**TEXT SEGMENT**
The roof dome 10 has twenty radially disposed arcuate frame members 14 which determine a part-spherical structure, with an arcuate dimension b of about 25 mm, and with a spacing a relative to each other at ground level of rather more than 6 m.
The arcuate frame members 14 rest with their lower ends on the bed plate 12 and at their other ends are connected to a central roof ring 16, the diameter e of which in this case is 2.25 mm while the upper height h above the bed plate is 15 m. Each two adjacent arcuate frame members 14 form a skin panel 20 which is curved in the curved plane of the part-spherical structure and which is of an upwardly tapering configuration, in the form of an elongated spherical triangle in which four transverse bars 18 extend, being fixed at both ends to the two arcuate frame members 14.

**PROVIDED DATA**
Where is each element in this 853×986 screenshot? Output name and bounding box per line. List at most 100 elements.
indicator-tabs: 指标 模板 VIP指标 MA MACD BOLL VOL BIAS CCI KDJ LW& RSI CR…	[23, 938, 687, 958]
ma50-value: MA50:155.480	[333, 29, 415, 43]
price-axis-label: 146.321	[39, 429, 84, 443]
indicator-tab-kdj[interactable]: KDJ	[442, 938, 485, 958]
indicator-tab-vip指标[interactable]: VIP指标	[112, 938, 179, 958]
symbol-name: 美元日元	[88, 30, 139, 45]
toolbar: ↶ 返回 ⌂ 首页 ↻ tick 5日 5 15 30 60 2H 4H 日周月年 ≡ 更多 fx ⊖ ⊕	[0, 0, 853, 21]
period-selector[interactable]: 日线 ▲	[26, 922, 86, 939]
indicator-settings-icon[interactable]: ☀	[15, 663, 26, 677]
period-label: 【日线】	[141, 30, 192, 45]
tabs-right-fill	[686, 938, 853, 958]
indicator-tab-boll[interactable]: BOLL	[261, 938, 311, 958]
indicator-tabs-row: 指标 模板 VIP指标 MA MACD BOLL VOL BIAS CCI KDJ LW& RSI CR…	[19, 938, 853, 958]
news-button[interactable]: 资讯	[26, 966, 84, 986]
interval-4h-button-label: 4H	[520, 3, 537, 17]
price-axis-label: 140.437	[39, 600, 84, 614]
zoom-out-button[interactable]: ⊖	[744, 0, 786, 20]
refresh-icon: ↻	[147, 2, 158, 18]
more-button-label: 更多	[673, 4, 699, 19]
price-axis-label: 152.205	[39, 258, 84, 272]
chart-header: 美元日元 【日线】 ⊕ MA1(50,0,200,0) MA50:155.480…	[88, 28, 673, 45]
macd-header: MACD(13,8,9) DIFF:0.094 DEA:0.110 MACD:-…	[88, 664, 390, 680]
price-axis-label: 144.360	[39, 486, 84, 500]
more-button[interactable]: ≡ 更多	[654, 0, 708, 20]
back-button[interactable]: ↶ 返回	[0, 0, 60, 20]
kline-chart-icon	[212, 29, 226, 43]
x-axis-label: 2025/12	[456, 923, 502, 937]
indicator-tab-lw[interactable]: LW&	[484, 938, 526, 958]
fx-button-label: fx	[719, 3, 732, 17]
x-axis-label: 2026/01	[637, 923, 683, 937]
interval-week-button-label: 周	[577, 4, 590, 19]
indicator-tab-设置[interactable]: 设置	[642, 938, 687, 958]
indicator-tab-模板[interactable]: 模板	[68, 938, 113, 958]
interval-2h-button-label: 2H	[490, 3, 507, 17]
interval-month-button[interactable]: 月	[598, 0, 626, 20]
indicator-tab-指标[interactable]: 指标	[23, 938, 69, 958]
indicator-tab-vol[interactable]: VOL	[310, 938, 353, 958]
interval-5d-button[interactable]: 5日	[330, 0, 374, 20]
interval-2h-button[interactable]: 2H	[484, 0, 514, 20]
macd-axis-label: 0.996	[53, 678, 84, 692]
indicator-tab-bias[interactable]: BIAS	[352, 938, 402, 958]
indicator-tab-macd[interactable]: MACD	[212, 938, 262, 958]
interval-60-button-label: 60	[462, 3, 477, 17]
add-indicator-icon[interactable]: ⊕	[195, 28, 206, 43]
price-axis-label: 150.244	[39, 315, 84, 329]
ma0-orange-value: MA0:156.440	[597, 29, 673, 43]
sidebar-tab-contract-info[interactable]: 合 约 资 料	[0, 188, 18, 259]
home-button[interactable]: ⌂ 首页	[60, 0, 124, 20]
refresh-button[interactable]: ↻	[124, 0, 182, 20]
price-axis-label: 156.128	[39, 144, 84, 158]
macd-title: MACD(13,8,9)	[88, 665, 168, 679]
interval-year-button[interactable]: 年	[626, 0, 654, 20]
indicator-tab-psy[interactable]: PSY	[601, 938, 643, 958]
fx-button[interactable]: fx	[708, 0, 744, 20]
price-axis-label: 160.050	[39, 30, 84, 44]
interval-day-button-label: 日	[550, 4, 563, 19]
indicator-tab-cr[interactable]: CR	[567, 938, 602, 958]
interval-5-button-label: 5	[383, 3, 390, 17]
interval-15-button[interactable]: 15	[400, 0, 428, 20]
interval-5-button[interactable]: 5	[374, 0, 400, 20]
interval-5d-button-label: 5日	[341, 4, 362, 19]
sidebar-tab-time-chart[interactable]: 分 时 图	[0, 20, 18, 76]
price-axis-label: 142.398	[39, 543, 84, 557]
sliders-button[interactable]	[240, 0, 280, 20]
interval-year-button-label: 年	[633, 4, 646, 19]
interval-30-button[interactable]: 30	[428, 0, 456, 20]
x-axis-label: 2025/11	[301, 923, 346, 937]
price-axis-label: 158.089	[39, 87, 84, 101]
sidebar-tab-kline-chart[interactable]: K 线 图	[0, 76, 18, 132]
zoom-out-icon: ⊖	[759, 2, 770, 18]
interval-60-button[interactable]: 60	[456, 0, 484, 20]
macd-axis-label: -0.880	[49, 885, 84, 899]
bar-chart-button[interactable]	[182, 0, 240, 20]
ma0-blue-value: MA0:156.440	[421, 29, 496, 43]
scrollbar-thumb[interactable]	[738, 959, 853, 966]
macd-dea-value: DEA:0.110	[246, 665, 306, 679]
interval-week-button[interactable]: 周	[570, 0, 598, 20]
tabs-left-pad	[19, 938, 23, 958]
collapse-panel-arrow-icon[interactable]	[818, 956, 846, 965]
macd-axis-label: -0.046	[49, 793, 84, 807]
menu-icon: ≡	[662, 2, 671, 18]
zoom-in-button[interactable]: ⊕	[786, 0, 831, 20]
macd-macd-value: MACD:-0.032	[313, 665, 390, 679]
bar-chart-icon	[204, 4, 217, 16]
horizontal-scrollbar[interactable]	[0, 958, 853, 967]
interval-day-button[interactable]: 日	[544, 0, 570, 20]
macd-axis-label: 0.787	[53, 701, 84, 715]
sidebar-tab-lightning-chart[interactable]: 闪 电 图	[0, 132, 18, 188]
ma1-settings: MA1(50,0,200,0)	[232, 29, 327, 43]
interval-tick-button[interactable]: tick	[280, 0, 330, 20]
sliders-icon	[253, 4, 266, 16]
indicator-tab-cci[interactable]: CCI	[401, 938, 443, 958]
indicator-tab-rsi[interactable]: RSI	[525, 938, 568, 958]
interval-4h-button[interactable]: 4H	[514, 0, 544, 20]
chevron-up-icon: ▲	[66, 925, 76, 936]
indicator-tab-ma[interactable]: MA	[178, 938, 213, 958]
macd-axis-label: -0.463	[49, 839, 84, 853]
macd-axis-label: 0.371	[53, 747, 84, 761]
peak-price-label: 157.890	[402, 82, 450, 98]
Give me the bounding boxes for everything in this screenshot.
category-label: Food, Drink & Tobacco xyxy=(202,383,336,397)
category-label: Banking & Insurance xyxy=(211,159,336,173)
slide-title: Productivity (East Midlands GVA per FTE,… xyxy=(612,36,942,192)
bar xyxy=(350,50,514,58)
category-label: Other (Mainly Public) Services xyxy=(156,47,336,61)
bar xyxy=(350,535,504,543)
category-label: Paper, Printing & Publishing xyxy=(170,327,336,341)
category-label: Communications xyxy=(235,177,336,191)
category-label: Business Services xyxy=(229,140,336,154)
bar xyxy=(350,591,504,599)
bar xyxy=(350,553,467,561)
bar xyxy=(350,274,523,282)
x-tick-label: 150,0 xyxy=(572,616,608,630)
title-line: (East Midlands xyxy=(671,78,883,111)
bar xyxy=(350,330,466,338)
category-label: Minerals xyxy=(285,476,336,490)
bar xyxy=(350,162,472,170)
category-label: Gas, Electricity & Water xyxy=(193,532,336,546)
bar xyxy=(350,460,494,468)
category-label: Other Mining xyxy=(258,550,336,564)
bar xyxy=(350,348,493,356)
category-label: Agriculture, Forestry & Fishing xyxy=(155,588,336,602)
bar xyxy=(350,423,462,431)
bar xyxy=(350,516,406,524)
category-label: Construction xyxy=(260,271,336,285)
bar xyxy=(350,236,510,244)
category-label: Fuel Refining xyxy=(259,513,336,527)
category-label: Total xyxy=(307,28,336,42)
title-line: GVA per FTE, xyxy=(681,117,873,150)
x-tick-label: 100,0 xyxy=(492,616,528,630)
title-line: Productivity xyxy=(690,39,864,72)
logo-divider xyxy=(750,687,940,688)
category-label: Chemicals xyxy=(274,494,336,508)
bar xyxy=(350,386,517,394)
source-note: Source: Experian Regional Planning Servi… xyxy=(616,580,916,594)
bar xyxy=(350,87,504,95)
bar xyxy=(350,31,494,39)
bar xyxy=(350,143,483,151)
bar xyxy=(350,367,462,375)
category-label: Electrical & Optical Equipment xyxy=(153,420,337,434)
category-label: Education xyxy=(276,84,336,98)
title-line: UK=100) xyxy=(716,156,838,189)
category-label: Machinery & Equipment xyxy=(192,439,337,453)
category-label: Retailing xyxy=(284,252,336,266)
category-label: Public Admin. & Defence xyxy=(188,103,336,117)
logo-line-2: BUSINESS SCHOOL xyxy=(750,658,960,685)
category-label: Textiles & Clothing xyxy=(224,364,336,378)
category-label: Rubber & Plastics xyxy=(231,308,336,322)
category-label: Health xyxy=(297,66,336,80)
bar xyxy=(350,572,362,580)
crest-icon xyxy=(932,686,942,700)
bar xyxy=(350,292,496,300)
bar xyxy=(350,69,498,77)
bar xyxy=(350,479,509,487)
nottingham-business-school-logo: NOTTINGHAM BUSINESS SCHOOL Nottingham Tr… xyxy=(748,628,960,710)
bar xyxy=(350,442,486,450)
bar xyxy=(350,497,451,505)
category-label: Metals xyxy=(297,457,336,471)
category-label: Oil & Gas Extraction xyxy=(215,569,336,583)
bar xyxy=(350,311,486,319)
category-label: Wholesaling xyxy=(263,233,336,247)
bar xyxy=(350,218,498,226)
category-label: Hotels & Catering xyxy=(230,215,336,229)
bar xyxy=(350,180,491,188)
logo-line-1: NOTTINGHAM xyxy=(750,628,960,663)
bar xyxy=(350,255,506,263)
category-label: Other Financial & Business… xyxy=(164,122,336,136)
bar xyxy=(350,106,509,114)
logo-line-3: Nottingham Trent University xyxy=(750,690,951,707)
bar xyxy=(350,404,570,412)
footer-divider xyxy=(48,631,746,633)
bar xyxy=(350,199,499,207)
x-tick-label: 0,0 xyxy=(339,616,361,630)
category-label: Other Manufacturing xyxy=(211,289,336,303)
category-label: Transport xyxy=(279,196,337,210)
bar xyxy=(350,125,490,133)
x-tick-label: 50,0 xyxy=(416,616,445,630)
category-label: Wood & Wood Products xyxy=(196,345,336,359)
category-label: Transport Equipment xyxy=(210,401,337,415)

**WORK TO COMPLETE**
Extract the part of the roof dome description starting with "The arcuate frame" and going on through "frame members 14.", copying it word for word.

**RESPONSE TO THE TASK**
The arcuate frame members 14 rest with their lower ends on the bed plate 12 and at their other ends are connected to a central roof ring 16, the diameter e of which in this case is 2.25 mm while the upper height h above the bed plate is 15 m. Each two adjacent arcuate frame members 14 form a skin panel 20 which is curved in the curved plane of the part-spherical structure and which is of an upwardly tapering configuration, in the form of an elongated spherical triangle in which four transverse bars 18 extend, being fixed at both ends to the two arcuate frame members 14.